** Start of DATA PROVIDED **

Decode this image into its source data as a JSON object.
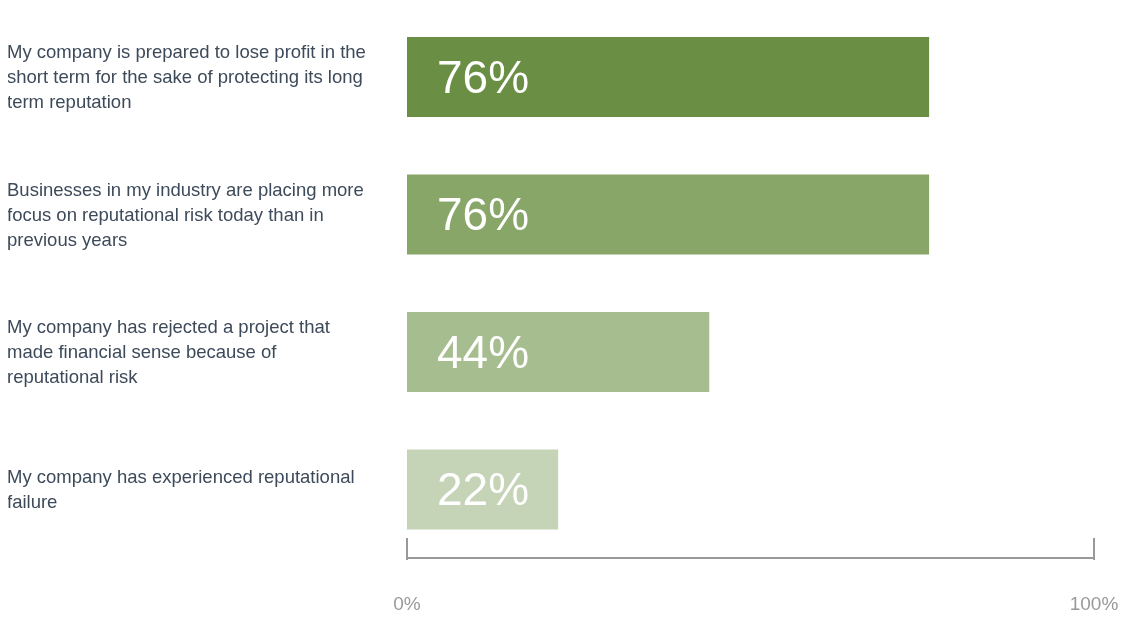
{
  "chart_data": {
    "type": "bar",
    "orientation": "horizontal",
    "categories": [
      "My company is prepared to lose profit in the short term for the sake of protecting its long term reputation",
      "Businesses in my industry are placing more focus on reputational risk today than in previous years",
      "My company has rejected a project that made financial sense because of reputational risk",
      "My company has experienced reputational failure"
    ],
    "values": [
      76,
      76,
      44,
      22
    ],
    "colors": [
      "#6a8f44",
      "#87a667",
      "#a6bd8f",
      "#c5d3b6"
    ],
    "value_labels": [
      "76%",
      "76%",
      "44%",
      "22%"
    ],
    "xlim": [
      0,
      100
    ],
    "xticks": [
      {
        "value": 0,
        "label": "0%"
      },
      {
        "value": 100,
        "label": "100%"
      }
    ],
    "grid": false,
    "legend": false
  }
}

** End of DATA PROVIDED **
** Start of DATA PROVIDED **

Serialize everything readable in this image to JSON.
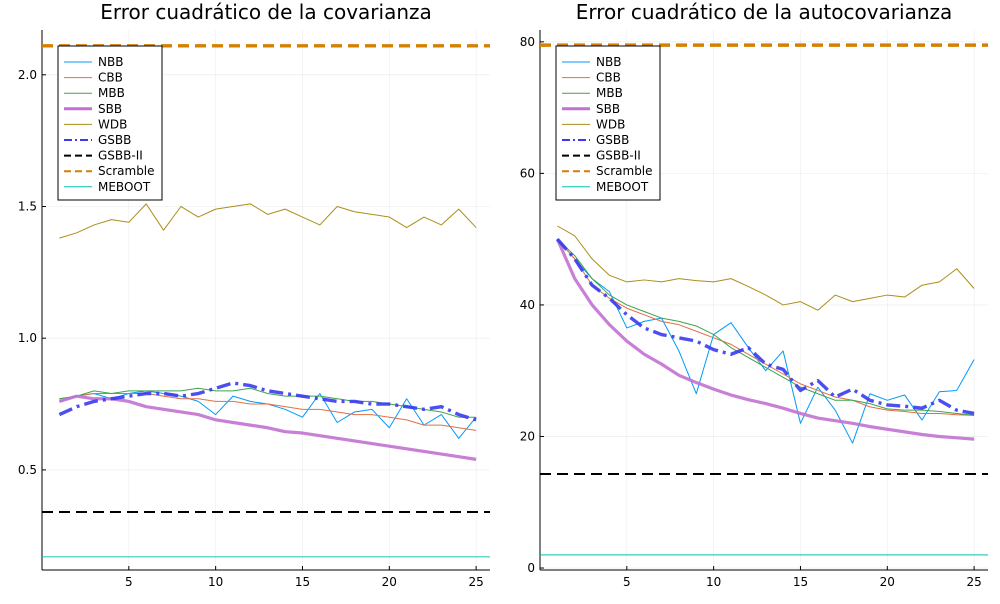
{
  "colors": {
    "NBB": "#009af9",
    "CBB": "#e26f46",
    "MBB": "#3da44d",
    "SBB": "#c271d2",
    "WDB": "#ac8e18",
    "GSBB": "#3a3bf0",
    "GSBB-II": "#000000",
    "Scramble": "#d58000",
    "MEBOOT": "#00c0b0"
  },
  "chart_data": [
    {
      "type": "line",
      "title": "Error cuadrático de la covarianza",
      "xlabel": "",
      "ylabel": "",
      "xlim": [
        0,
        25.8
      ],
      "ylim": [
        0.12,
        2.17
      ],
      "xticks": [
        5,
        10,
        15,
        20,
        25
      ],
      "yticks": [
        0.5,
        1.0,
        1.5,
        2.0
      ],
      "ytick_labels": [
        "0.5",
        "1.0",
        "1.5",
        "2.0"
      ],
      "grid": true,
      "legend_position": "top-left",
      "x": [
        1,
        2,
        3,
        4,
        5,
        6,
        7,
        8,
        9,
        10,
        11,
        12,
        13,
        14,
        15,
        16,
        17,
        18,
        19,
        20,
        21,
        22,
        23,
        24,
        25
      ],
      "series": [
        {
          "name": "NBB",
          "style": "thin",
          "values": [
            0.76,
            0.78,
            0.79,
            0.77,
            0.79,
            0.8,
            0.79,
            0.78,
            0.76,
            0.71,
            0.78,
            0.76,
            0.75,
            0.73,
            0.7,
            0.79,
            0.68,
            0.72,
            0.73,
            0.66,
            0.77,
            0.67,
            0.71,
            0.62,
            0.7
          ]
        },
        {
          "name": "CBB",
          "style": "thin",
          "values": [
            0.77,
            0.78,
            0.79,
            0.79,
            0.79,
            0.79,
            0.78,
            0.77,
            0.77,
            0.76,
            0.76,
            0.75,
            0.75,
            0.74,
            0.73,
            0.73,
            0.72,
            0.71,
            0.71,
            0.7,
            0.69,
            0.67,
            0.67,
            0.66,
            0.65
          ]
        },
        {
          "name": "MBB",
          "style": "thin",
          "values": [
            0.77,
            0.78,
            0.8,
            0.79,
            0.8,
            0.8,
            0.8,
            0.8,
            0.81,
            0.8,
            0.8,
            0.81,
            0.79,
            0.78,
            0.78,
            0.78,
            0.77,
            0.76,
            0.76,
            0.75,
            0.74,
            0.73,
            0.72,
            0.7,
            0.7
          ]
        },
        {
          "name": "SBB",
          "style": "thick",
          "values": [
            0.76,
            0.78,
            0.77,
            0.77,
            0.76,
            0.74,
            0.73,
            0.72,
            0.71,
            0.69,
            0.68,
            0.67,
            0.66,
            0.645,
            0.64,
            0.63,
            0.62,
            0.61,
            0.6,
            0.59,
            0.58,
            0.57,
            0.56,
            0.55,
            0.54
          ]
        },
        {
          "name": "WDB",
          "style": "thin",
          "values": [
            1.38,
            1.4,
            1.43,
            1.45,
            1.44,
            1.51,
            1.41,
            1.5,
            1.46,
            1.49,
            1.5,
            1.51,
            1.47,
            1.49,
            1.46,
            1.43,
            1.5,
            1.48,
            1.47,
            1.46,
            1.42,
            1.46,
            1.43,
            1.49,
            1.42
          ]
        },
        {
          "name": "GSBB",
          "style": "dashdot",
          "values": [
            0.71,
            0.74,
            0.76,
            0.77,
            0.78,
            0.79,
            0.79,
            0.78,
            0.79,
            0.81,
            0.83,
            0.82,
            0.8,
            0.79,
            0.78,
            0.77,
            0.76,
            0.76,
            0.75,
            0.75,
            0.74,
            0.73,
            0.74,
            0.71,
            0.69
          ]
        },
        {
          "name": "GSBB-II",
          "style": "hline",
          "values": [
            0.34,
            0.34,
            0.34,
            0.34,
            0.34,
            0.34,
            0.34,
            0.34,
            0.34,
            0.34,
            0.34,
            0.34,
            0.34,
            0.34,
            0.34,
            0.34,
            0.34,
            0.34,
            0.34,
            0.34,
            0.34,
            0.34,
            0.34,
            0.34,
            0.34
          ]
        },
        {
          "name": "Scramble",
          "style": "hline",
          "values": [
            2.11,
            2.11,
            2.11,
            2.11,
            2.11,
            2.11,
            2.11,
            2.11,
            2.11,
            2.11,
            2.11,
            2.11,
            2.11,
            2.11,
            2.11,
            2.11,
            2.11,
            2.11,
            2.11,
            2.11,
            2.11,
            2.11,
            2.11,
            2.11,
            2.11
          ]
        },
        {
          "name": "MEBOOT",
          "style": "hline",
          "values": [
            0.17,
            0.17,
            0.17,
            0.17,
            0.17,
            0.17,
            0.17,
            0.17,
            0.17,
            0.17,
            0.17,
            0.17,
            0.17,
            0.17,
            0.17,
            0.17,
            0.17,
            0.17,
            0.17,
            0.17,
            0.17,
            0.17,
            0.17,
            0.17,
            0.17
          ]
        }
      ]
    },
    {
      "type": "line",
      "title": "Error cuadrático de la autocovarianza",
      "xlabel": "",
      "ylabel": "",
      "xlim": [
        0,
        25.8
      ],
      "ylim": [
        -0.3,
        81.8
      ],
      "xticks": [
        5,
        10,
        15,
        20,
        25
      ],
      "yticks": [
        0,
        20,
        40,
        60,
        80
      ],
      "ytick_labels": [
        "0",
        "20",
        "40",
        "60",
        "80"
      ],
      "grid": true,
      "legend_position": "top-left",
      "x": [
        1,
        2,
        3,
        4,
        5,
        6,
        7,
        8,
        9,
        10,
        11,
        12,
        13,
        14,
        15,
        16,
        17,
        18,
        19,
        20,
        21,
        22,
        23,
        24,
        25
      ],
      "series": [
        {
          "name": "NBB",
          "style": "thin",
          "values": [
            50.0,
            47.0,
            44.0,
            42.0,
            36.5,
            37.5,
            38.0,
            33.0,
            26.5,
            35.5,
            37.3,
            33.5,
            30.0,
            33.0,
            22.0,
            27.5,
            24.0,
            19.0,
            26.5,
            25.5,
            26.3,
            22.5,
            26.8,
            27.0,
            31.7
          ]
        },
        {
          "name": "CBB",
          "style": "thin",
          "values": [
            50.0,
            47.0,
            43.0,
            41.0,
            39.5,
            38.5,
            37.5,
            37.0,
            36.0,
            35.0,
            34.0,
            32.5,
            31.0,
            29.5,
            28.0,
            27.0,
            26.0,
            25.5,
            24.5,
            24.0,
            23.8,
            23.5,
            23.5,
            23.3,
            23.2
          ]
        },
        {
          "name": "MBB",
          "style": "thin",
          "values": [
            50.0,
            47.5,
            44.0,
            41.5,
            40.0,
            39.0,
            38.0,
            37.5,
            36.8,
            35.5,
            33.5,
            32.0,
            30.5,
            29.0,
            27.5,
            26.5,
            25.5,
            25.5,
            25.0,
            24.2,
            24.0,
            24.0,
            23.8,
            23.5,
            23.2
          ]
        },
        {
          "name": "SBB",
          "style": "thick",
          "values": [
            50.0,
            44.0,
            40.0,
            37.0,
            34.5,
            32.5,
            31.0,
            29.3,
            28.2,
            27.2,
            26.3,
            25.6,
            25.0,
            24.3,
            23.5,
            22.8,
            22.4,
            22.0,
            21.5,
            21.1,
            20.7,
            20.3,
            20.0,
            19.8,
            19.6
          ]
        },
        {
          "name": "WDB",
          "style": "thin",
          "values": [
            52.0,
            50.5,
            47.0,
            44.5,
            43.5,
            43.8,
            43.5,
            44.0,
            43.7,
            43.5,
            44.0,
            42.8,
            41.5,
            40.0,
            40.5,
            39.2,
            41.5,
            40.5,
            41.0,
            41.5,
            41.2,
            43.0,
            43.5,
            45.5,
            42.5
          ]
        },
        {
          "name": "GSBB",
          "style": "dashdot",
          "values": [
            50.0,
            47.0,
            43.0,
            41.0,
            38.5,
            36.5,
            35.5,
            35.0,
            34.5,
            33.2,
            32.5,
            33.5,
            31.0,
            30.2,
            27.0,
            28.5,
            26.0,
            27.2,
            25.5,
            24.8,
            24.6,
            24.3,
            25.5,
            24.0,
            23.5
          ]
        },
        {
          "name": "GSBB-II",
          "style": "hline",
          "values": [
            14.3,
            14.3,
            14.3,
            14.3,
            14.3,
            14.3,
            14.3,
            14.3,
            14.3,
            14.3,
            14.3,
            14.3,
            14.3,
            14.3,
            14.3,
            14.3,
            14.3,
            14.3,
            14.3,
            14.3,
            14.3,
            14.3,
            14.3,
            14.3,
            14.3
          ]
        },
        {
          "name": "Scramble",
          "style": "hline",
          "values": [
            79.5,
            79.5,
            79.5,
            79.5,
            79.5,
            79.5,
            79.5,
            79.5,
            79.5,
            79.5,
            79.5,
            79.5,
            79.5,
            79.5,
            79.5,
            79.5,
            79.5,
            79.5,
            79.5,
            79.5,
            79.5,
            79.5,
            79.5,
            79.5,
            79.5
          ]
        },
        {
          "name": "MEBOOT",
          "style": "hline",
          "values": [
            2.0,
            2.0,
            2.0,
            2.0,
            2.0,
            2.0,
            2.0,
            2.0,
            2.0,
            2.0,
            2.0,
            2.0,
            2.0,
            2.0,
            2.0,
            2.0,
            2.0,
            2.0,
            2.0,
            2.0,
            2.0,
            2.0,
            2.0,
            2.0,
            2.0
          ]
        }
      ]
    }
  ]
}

** End of DATA PROVIDED **

Each line containing the word "Error" counts once; report the total alone.

**COMPLETED TASK:**
2